**TEXT**
====

Gemma Tetlow: Obviously, if you were to radically change the tax system in Scotland in response to independence-for example, cutting the rate of corporation tax-that could reduce overall corporate tax revenues, unless it generates a sufficient behavioural response with companies moving into Scotland. Changes to economic policy could also possibly affect productivity growth in Scotland. We looked at a couple of different scenarios in our work for average productivity growth in Scotland.

Q3978 Chair: Could I come back on a couple of points to seek clarification? I was slightly confused by your reference to 2012. You were saying that the Scottish Government had based their account on the financial year 2011-12, but you then went on to mention how figures had fallen in 2012 and in 2013 because of a breakdown on a rig, and so on and so forth. Do I take it that that part of 2012 was the part of 2012 that was not part of the financial year 2011-12?

Gemma Tetlow: Yes; that is correct. The numbers that the Scottish Government have used, which they formalised in their latest Government expenditure and revenue in Scotland publication, were for the 2011-12 financial year. In the 2012-13 financial year, revenues from oil and gas declined substantially. That is a year that has not yet gone into a formal GERS publication, but that will come out next year. An assessment of that picture was included in our report.

Q3979 Chair: How professionally reasonable, if that is the right term, is it to take a single year in these circumstances? Unless I am mistaken, you are telling us that 2011-2012 was a particularly good year for oil revenues. In professional statistical terms, is a reasonable way to proceed to take the year that suits you best, or is it better to take several? What would be the norm in these circumstances? Would you normally take an average of five or an average of 10? Is there something that would be accepted in the profession as good practice?

Gemma Tetlow: The key question here is what you are using the number for. If you are using the number to try and illustrate how the public finance position of Scotland compares with that for the UK as a whole, using 2011-12 on its own presents a slightly misleading picture, because it was an unusually bumper year for oil and gas revenues. Drawing the conclusion that the higher level of spending in Scotland was more than matched by higher revenues in that year hides the fact that it would not be true were you to use the data from one year later.

====

**DATASET**
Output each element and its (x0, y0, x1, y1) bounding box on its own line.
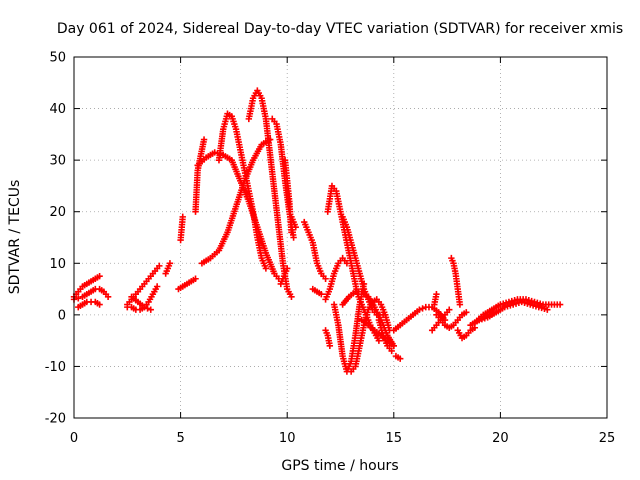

====

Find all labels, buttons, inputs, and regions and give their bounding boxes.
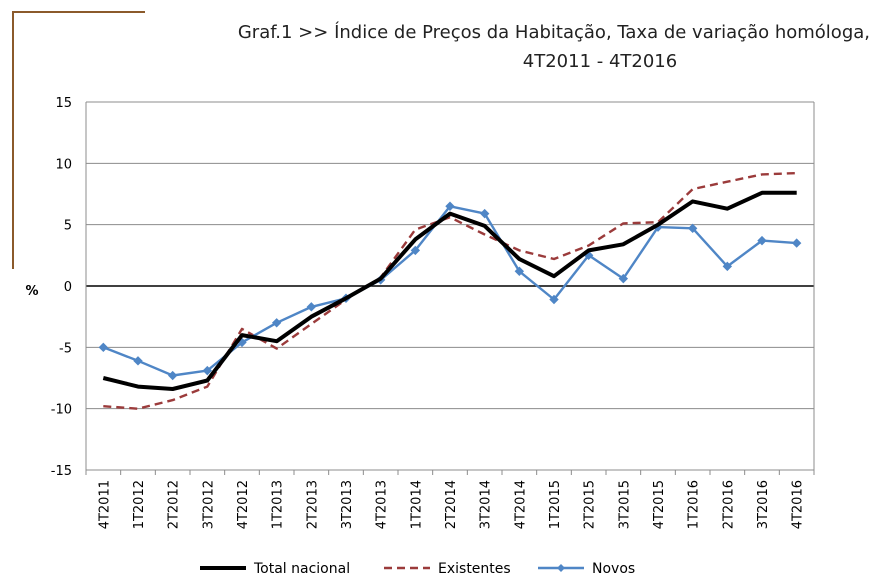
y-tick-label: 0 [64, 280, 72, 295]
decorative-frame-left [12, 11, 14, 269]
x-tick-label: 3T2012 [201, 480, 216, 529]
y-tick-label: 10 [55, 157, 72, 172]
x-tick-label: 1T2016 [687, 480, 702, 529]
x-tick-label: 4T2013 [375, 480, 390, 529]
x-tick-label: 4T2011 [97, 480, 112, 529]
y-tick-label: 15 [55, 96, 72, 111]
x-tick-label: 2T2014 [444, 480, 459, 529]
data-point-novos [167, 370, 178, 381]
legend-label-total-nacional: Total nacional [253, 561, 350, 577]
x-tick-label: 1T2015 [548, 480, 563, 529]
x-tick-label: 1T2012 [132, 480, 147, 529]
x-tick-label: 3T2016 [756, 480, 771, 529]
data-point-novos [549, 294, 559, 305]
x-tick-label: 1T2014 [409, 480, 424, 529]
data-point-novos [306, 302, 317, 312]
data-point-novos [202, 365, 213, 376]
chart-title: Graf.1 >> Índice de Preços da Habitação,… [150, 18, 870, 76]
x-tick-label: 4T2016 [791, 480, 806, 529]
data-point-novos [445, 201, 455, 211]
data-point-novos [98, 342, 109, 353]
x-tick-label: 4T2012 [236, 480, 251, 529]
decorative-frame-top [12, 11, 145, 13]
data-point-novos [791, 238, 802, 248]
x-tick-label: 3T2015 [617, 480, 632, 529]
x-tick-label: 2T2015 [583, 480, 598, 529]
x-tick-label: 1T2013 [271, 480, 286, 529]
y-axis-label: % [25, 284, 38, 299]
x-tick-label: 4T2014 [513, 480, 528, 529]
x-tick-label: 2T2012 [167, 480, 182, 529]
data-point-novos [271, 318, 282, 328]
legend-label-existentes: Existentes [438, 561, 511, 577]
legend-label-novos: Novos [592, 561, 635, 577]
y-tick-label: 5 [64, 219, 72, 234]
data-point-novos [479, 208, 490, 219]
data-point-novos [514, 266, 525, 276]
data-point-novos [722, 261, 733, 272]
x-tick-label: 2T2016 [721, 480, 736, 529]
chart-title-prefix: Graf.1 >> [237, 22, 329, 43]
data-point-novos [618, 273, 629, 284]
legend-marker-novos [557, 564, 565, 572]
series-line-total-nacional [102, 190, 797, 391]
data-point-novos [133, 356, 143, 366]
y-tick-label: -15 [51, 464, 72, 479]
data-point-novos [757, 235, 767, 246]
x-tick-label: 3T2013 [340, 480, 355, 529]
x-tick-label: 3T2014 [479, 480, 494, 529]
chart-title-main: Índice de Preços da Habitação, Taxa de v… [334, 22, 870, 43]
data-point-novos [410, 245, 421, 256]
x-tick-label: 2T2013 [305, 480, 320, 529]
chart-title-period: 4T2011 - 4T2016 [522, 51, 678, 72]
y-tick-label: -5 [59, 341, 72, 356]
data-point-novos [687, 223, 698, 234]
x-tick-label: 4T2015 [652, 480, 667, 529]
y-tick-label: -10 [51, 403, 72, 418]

====

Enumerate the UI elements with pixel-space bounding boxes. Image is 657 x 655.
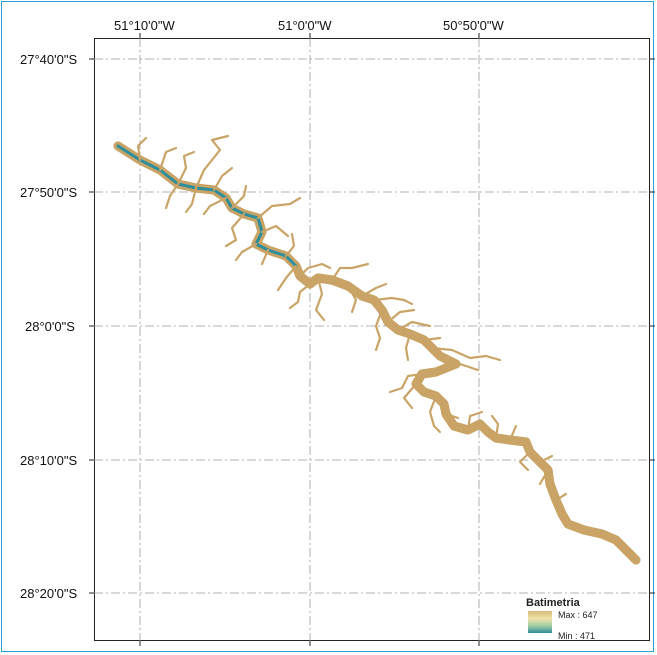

====

**DIRECTION 1**
Do these statements agree with the Scottish public finances text? Answer yes or no for each, and quote the words of the text that decide it.
(a) The Scottish Government's figures were for the 2011-12 financial year.
(b) Oil and gas revenues rose substantially in the 2012-13 financial year.
(c) The 2012-13 figures have already appeared in a formal GERS publication.
**DIRECTION 2**
Reproduce everything in the Scottish public finances text from "Gemma Tetlow: Obviously, if" down to "average productivity growth in Scotland.", word for word.
**DIRECTION 3**
Write the next part of the Scottish public finances text, picking up after its last sentence.

**TASK RESULT 1**
(a) Yes: "were for the 2011-12 financial year"
(b) No: "In the 2012-13 financial year, revenues from oil and gas declined substantially."
(c) No: "That is a year that has not yet gone into a formal GERS publication"

**TASK RESULT 2**
Gemma Tetlow: Obviously, if you were to radically change the tax system in Scotland in response to independence-for example, cutting the rate of corporation tax-that could reduce overall corporate tax revenues, unless it generates a sufficient behavioural response with companies moving into Scotland. Changes to economic policy could also possibly affect productivity growth in Scotland. We looked at a couple of different scenarios in our work for average productivity growth in Scotland.

**TASK RESULT 3**
The reason why that year has been used is that it is the last year for which comprehensive data are available. Obviously the 2012-13 data will be available, in probably March of next year. I would hope that they will get incorporated into the public debate as well, to take into account the fact that they highlight the volatility of that revenue stream.

Q3980 Chair: It strikes me that you are a very generous person. You are suggesting that they chose the 2011-12 year not because it was the year that suited their case best, but because it happened to be the most recent year, even though to take that year in isolation was effectively to distort the pattern.

Paul Johnson: I do not think it would be right for us to speculate why they chose it. It is the most recent year and it is the year they chose. In their White Paper they are also using their predictions, which are relatively optimistic, for 2016-17. They are not just using that 2011-12 number, but the relatively optimistic numbers they are using are based on projections. We will see. In a sense, the answer to your question will come in March, when the most recent year changes, and it will look less positive from that point of view.

Q3981 Chair: But am I right in thinking that the OBR produced more recent figures, which are not the full-year figures, which indicate that oil income is falling?

Paul Johnson: Yes.

Gemma Tetlow: We know the concrete outturn for oil and gas revenues in 2012-13. That is a published national statistic; a piece of data. The bit of the exercise that has not been done is the full exercise of allocating revenue streams and spending items across Scotland versus what happened in the rest of the UK. That is what will be done in the GERS publication. However, already at this stage, given that you know that most of those oil revenues accrued to Scotland, the picture that is going to come out is fairly obvious. The revenues per head from offshore receipts will be substantially lower in 2012-13, once that exercise has been done.

Q3982 Chair: If you were constructing the Scottish Government’s predictions in April, based on what by then would be the latest figure, would it be fair to say that they would give you a completely different version of the financial viability of a separate Scotland from the figures that the Scottish Government have actually produced?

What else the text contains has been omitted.